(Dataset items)
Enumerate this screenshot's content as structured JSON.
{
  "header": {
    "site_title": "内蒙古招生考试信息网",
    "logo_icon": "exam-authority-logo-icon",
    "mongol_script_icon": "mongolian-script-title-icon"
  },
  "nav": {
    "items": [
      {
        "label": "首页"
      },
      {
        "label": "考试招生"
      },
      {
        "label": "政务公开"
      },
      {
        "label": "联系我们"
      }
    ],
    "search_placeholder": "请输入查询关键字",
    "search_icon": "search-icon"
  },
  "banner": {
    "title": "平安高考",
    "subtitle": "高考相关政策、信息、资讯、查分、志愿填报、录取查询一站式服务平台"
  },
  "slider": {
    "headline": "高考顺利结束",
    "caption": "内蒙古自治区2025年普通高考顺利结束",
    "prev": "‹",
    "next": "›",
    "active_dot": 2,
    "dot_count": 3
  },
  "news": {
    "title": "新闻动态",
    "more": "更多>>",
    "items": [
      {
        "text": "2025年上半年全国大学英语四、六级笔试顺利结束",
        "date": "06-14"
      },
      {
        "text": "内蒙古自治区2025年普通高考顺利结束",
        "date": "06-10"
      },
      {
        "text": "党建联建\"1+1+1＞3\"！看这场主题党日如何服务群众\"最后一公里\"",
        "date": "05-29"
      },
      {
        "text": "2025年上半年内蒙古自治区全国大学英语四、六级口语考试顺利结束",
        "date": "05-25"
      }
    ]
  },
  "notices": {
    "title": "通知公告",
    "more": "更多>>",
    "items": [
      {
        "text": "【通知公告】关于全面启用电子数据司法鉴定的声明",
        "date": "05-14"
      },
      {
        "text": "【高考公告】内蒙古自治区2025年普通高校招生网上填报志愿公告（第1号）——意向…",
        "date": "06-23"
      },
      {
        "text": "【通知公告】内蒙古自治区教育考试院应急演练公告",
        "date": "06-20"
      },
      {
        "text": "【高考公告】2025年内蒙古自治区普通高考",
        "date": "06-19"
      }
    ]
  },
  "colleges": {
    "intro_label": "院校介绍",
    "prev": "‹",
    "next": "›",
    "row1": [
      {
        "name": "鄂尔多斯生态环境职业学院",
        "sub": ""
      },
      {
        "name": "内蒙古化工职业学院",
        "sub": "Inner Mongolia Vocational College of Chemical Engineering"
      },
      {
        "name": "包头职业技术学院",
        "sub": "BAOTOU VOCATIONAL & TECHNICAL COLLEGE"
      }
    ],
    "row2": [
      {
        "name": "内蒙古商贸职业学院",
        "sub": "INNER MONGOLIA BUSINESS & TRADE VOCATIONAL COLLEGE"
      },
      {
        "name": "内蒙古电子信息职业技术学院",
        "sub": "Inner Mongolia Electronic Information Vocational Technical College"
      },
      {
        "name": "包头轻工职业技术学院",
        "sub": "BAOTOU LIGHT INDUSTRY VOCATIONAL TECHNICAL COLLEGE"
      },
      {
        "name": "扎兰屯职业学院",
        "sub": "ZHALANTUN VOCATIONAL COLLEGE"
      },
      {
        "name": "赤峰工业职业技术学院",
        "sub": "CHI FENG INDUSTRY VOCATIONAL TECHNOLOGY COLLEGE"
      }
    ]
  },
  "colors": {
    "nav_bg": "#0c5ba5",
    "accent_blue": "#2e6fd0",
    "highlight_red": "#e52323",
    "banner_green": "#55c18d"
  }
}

[BRIEF]: Retype all the material above precisely, with no line left out.

[RESULT OF THE TASK]:
Enumerate this screenshot's content as structured JSON.
{
  "header": {
    "site_title": "内蒙古招生考试信息网",
    "logo_icon": "exam-authority-logo-icon",
    "mongol_script_icon": "mongolian-script-title-icon"
  },
  "nav": {
    "items": [
      {
        "label": "首页"
      },
      {
        "label": "考试招生"
      },
      {
        "label": "政务公开"
      },
      {
        "label": "联系我们"
      }
    ],
    "search_placeholder": "请输入查询关键字",
    "search_icon": "search-icon"
  },
  "banner": {
    "title": "平安高考",
    "subtitle": "高考相关政策、信息、资讯、查分、志愿填报、录取查询一站式服务平台"
  },
  "slider": {
    "headline": "高考顺利结束",
    "caption": "内蒙古自治区2025年普通高考顺利结束",
    "prev": "‹",
    "next": "›",
    "active_dot": 2,
    "dot_count": 3
  },
  "news": {
    "title": "新闻动态",
    "more": "更多>>",
    "items": [
      {
        "text": "2025年上半年全国大学英语四、六级笔试顺利结束",
        "date": "06-14"
      },
      {
        "text": "内蒙古自治区2025年普通高考顺利结束",
        "date": "06-10"
      },
      {
        "text": "党建联建\"1+1+1＞3\"！看这场主题党日如何服务群众\"最后一公里\"",
        "date": "05-29"
      },
      {
        "text": "2025年上半年内蒙古自治区全国大学英语四、六级口语考试顺利结束",
        "date": "05-25"
      }
    ]
  },
  "notices": {
    "title": "通知公告",
    "more": "更多>>",
    "items": [
      {
        "text": "【通知公告】关于全面启用电子数据司法鉴定的声明",
        "date": "05-14"
      },
      {
        "text": "【高考公告】内蒙古自治区2025年普通高校招生网上填报志愿公告（第1号）——意向…",
        "date": "06-23"
      },
      {
        "text": "【通知公告】内蒙古自治区教育考试院应急演练公告",
        "date": "06-20"
      },
      {
        "text": "【高考公告】2025年内蒙古自治区普通高考",
        "date": "06-19"
      }
    ]
  },
  "colleges": {
    "intro_label": "院校介绍",
    "prev": "‹",
    "next": "›",
    "row1": [
      {
        "name": "鄂尔多斯生态环境职业学院",
        "sub": ""
      },
      {
        "name": "内蒙古化工职业学院",
        "sub": "Inner Mongolia Vocational College of Chemical Engineering"
      },
      {
        "name": "包头职业技术学院",
        "sub": "BAOTOU VOCATIONAL & TECHNICAL COLLEGE"
      }
    ],
    "row2": [
      {
        "name": "内蒙古商贸职业学院",
        "sub": "INNER MONGOLIA BUSINESS & TRADE VOCATIONAL COLLEGE"
      },
      {
        "name": "内蒙古电子信息职业技术学院",
        "sub": "Inner Mongolia Electronic Information Vocational Technical College"
      },
      {
        "name": "包头轻工职业技术学院",
        "sub": "BAOTOU LIGHT INDUSTRY VOCATIONAL TECHNICAL COLLEGE"
      },
      {
        "name": "扎兰屯职业学院",
        "sub": "ZHALANTUN VOCATIONAL COLLEGE"
      },
      {
        "name": "赤峰工业职业技术学院",
        "sub": "CHI FENG INDUSTRY VOCATIONAL TECHNOLOGY COLLEGE"
      }
    ]
  },
  "colors": {
    "nav_bg": "#0c5ba5",
    "accent_blue": "#2e6fd0",
    "highlight_red": "#e52323",
    "banner_green": "#55c18d"
  }
}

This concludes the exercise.